Records for the task:
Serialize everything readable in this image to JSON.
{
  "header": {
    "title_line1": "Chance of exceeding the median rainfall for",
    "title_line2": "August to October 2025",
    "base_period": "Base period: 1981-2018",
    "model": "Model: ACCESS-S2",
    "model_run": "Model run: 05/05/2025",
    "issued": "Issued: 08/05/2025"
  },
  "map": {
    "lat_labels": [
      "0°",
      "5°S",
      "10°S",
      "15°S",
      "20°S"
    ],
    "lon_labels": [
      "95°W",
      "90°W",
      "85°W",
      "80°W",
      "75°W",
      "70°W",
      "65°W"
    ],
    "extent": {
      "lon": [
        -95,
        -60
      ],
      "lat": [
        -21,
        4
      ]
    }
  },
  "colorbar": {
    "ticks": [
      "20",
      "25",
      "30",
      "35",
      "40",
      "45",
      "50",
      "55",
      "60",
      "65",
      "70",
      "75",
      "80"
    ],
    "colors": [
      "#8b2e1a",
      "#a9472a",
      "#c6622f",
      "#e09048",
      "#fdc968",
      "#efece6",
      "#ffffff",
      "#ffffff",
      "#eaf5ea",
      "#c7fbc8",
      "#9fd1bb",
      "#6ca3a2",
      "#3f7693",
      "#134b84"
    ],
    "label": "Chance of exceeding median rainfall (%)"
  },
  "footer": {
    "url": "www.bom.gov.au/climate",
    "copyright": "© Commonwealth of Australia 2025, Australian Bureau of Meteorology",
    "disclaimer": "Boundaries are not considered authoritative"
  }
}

Problem to solve:
Show the data once more, exactly as it was written.

Exercise output:
Serialize everything readable in this image to JSON.
{
  "header": {
    "title_line1": "Chance of exceeding the median rainfall for",
    "title_line2": "August to October 2025",
    "base_period": "Base period: 1981-2018",
    "model": "Model: ACCESS-S2",
    "model_run": "Model run: 05/05/2025",
    "issued": "Issued: 08/05/2025"
  },
  "map": {
    "lat_labels": [
      "0°",
      "5°S",
      "10°S",
      "15°S",
      "20°S"
    ],
    "lon_labels": [
      "95°W",
      "90°W",
      "85°W",
      "80°W",
      "75°W",
      "70°W",
      "65°W"
    ],
    "extent": {
      "lon": [
        -95,
        -60
      ],
      "lat": [
        -21,
        4
      ]
    }
  },
  "colorbar": {
    "ticks": [
      "20",
      "25",
      "30",
      "35",
      "40",
      "45",
      "50",
      "55",
      "60",
      "65",
      "70",
      "75",
      "80"
    ],
    "colors": [
      "#8b2e1a",
      "#a9472a",
      "#c6622f",
      "#e09048",
      "#fdc968",
      "#efece6",
      "#ffffff",
      "#ffffff",
      "#eaf5ea",
      "#c7fbc8",
      "#9fd1bb",
      "#6ca3a2",
      "#3f7693",
      "#134b84"
    ],
    "label": "Chance of exceeding median rainfall (%)"
  },
  "footer": {
    "url": "www.bom.gov.au/climate",
    "copyright": "© Commonwealth of Australia 2025, Australian Bureau of Meteorology",
    "disclaimer": "Boundaries are not considered authoritative"
  }
}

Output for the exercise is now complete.